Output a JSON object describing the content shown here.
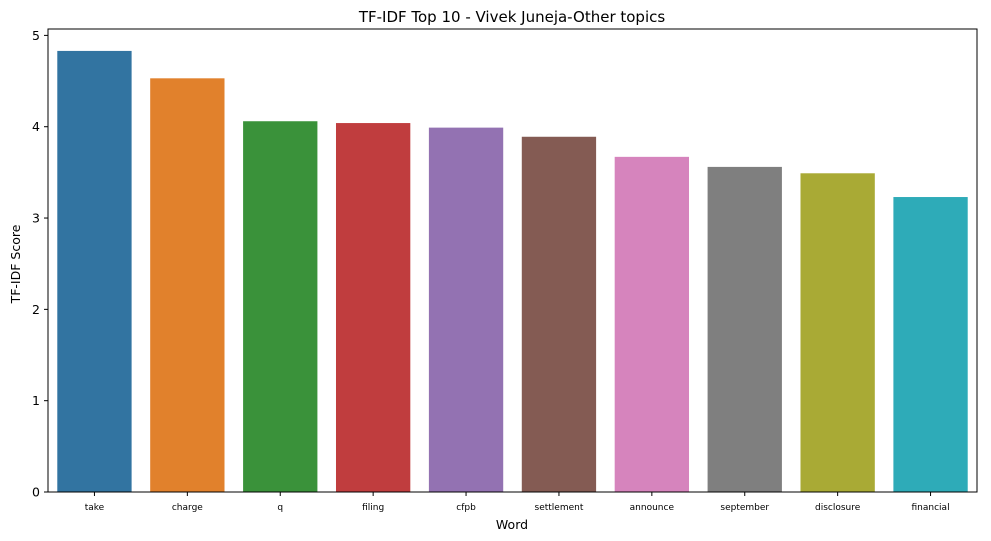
{
  "chart_data": {
    "type": "bar",
    "title": "TF-IDF Top 10 - Vivek Juneja-Other topics",
    "xlabel": "Word",
    "ylabel": "TF-IDF Score",
    "categories": [
      "take",
      "charge",
      "q",
      "filing",
      "cfpb",
      "settlement",
      "announce",
      "september",
      "disclosure",
      "financial"
    ],
    "values": [
      4.83,
      4.53,
      4.06,
      4.04,
      3.99,
      3.89,
      3.67,
      3.56,
      3.49,
      3.23
    ],
    "colors": [
      "#3274a1",
      "#e1812c",
      "#3a923a",
      "#c03d3e",
      "#9372b2",
      "#845b53",
      "#d684bd",
      "#7f7f7f",
      "#a9aa35",
      "#2eabb8"
    ],
    "ylim": [
      0,
      5.07
    ],
    "yticks": [
      "0",
      "1",
      "2",
      "3",
      "4",
      "5"
    ],
    "grid": false,
    "legend": "none"
  }
}
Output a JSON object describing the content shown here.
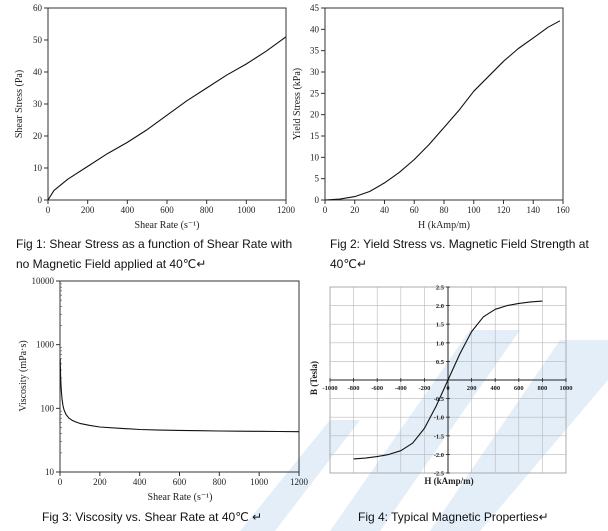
{
  "page": {
    "background": "#ffffff",
    "watermark_color": "#e3eef9"
  },
  "captions": {
    "fig1": "Fig 1: Shear Stress as a function of Shear Rate with no Magnetic Field applied at 40℃↵",
    "fig2": "Fig 2: Yield Stress vs. Magnetic Field Strength at 40℃↵",
    "fig3": "Fig 3: Viscosity vs. Shear Rate at 40℃ ↵",
    "fig4": "Fig 4: Typical Magnetic Properties↵"
  },
  "chart_data": [
    {
      "type": "line",
      "title": "",
      "xlabel": "Shear Rate (s⁻¹)",
      "ylabel": "Shear Stress (Pa)",
      "xlim": [
        0,
        1200
      ],
      "ylim": [
        0,
        60
      ],
      "xticks": [
        0,
        200,
        400,
        600,
        800,
        1000,
        1200
      ],
      "yticks": [
        0,
        10,
        20,
        30,
        40,
        50,
        60
      ],
      "grid": false,
      "series": [
        {
          "x": [
            0,
            30,
            100,
            200,
            300,
            400,
            500,
            600,
            700,
            800,
            900,
            1000,
            1100,
            1200
          ],
          "y": [
            0,
            3,
            6.5,
            10.5,
            14.5,
            18,
            22,
            26.5,
            31,
            35,
            39,
            42.5,
            46.5,
            51
          ]
        }
      ]
    },
    {
      "type": "line",
      "title": "",
      "xlabel": "H (kAmp/m)",
      "ylabel": "Yield Stress (kPa)",
      "xlim": [
        0,
        160
      ],
      "ylim": [
        0,
        45
      ],
      "xticks": [
        0,
        20,
        40,
        60,
        80,
        100,
        120,
        140,
        160
      ],
      "yticks": [
        0,
        5,
        10,
        15,
        20,
        25,
        30,
        35,
        40,
        45
      ],
      "grid": false,
      "series": [
        {
          "x": [
            0,
            10,
            20,
            30,
            40,
            50,
            60,
            70,
            80,
            90,
            100,
            110,
            120,
            130,
            140,
            150,
            158
          ],
          "y": [
            0,
            0.2,
            0.8,
            2,
            4,
            6.5,
            9.5,
            13,
            17,
            21,
            25.5,
            29,
            32.5,
            35.5,
            38,
            40.5,
            42
          ]
        }
      ]
    },
    {
      "type": "line",
      "title": "",
      "xlabel": "Shear Rate (s⁻¹)",
      "ylabel": "Viscosity (mPa·s)",
      "yscale": "log",
      "xlim": [
        0,
        1200
      ],
      "ylim": [
        10,
        10000
      ],
      "xticks": [
        0,
        200,
        400,
        600,
        800,
        1000,
        1200
      ],
      "yticks": [
        10,
        100,
        1000,
        10000
      ],
      "grid": false,
      "series": [
        {
          "x": [
            1,
            3,
            6,
            10,
            15,
            20,
            30,
            45,
            60,
            80,
            100,
            150,
            200,
            300,
            400,
            500,
            600,
            700,
            800,
            900,
            1000,
            1100,
            1200
          ],
          "y": [
            600,
            320,
            200,
            140,
            110,
            95,
            80,
            70,
            65,
            61,
            58,
            54,
            51,
            48.5,
            46.5,
            45.5,
            45,
            44.5,
            44,
            43.8,
            43.5,
            43.2,
            43
          ]
        }
      ]
    },
    {
      "type": "line",
      "title": "",
      "xlabel": "H (kAmp/m)",
      "ylabel": "B (Tesla)",
      "xlim": [
        -1000,
        1000
      ],
      "ylim": [
        -2.5,
        2.5
      ],
      "xticks": [
        -1000,
        -800,
        -600,
        -400,
        -200,
        0,
        200,
        400,
        600,
        800,
        1000
      ],
      "yticks": [
        -2.5,
        -2.0,
        -1.5,
        -1.0,
        -0.5,
        0,
        0.5,
        1.0,
        1.5,
        2.0,
        2.5
      ],
      "grid": true,
      "series": [
        {
          "x": [
            -800,
            -700,
            -600,
            -500,
            -400,
            -300,
            -200,
            -150,
            -100,
            -50,
            0,
            50,
            100,
            150,
            200,
            300,
            400,
            500,
            600,
            700,
            800
          ],
          "y": [
            -2.12,
            -2.1,
            -2.06,
            -2.0,
            -1.9,
            -1.7,
            -1.3,
            -1.0,
            -0.7,
            -0.35,
            0,
            0.35,
            0.7,
            1.0,
            1.3,
            1.7,
            1.9,
            2.0,
            2.06,
            2.1,
            2.12
          ]
        }
      ]
    }
  ]
}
::::::::::
Except for the pictures, give all the material above again verbatim.

#### [WRITTEN ANSWER]
Output a JSON object describing the content shown here.
{
  "chart_data": {
    "type": "bar",
    "title": "TF-IDF Top 10 - Vivek Juneja-Other topics",
    "xlabel": "Word",
    "ylabel": "TF-IDF Score",
    "categories": [
      "take",
      "charge",
      "q",
      "filing",
      "cfpb",
      "settlement",
      "announce",
      "september",
      "disclosure",
      "financial"
    ],
    "values": [
      4.83,
      4.53,
      4.06,
      4.04,
      3.99,
      3.89,
      3.67,
      3.56,
      3.49,
      3.23
    ],
    "colors": [
      "#3274a1",
      "#e1812c",
      "#3a923a",
      "#c03d3e",
      "#9372b2",
      "#845b53",
      "#d684bd",
      "#7f7f7f",
      "#a9aa35",
      "#2eabb8"
    ],
    "ylim": [
      0,
      5.07
    ],
    "yticks": [
      "0",
      "1",
      "2",
      "3",
      "4",
      "5"
    ],
    "grid": false,
    "legend": "none"
  }
}
Output a JSON object describing the content shown here.
{
  "page": {
    "background": "#ffffff",
    "watermark_color": "#e3eef9"
  },
  "captions": {
    "fig1": "Fig 1: Shear Stress as a function of Shear Rate with no Magnetic Field applied at 40℃↵",
    "fig2": "Fig 2: Yield Stress vs. Magnetic Field Strength at 40℃↵",
    "fig3": "Fig 3: Viscosity vs. Shear Rate at 40℃ ↵",
    "fig4": "Fig 4: Typical Magnetic Properties↵"
  },
  "chart_data": [
    {
      "type": "line",
      "title": "",
      "xlabel": "Shear Rate (s⁻¹)",
      "ylabel": "Shear Stress (Pa)",
      "xlim": [
        0,
        1200
      ],
      "ylim": [
        0,
        60
      ],
      "xticks": [
        0,
        200,
        400,
        600,
        800,
        1000,
        1200
      ],
      "yticks": [
        0,
        10,
        20,
        30,
        40,
        50,
        60
      ],
      "grid": false,
      "series": [
        {
          "x": [
            0,
            30,
            100,
            200,
            300,
            400,
            500,
            600,
            700,
            800,
            900,
            1000,
            1100,
            1200
          ],
          "y": [
            0,
            3,
            6.5,
            10.5,
            14.5,
            18,
            22,
            26.5,
            31,
            35,
            39,
            42.5,
            46.5,
            51
          ]
        }
      ]
    },
    {
      "type": "line",
      "title": "",
      "xlabel": "H (kAmp/m)",
      "ylabel": "Yield Stress (kPa)",
      "xlim": [
        0,
        160
      ],
      "ylim": [
        0,
        45
      ],
      "xticks": [
        0,
        20,
        40,
        60,
        80,
        100,
        120,
        140,
        160
      ],
      "yticks": [
        0,
        5,
        10,
        15,
        20,
        25,
        30,
        35,
        40,
        45
      ],
      "grid": false,
      "series": [
        {
          "x": [
            0,
            10,
            20,
            30,
            40,
            50,
            60,
            70,
            80,
            90,
            100,
            110,
            120,
            130,
            140,
            150,
            158
          ],
          "y": [
            0,
            0.2,
            0.8,
            2,
            4,
            6.5,
            9.5,
            13,
            17,
            21,
            25.5,
            29,
            32.5,
            35.5,
            38,
            40.5,
            42
          ]
        }
      ]
    },
    {
      "type": "line",
      "title": "",
      "xlabel": "Shear Rate (s⁻¹)",
      "ylabel": "Viscosity (mPa·s)",
      "yscale": "log",
      "xlim": [
        0,
        1200
      ],
      "ylim": [
        10,
        10000
      ],
      "xticks": [
        0,
        200,
        400,
        600,
        800,
        1000,
        1200
      ],
      "yticks": [
        10,
        100,
        1000,
        10000
      ],
      "grid": false,
      "series": [
        {
          "x": [
            1,
            3,
            6,
            10,
            15,
            20,
            30,
            45,
            60,
            80,
            100,
            150,
            200,
            300,
            400,
            500,
            600,
            700,
            800,
            900,
            1000,
            1100,
            1200
          ],
          "y": [
            600,
            320,
            200,
            140,
            110,
            95,
            80,
            70,
            65,
            61,
            58,
            54,
            51,
            48.5,
            46.5,
            45.5,
            45,
            44.5,
            44,
            43.8,
            43.5,
            43.2,
            43
          ]
        }
      ]
    },
    {
      "type": "line",
      "title": "",
      "xlabel": "H (kAmp/m)",
      "ylabel": "B (Tesla)",
      "xlim": [
        -1000,
        1000
      ],
      "ylim": [
        -2.5,
        2.5
      ],
      "xticks": [
        -1000,
        -800,
        -600,
        -400,
        -200,
        0,
        200,
        400,
        600,
        800,
        1000
      ],
      "yticks": [
        -2.5,
        -2.0,
        -1.5,
        -1.0,
        -0.5,
        0,
        0.5,
        1.0,
        1.5,
        2.0,
        2.5
      ],
      "grid": true,
      "series": [
        {
          "x": [
            -800,
            -700,
            -600,
            -500,
            -400,
            -300,
            -200,
            -150,
            -100,
            -50,
            0,
            50,
            100,
            150,
            200,
            300,
            400,
            500,
            600,
            700,
            800
          ],
          "y": [
            -2.12,
            -2.1,
            -2.06,
            -2.0,
            -1.9,
            -1.7,
            -1.3,
            -1.0,
            -0.7,
            -0.35,
            0,
            0.35,
            0.7,
            1.0,
            1.3,
            1.7,
            1.9,
            2.0,
            2.06,
            2.1,
            2.12
          ]
        }
      ]
    }
  ]
}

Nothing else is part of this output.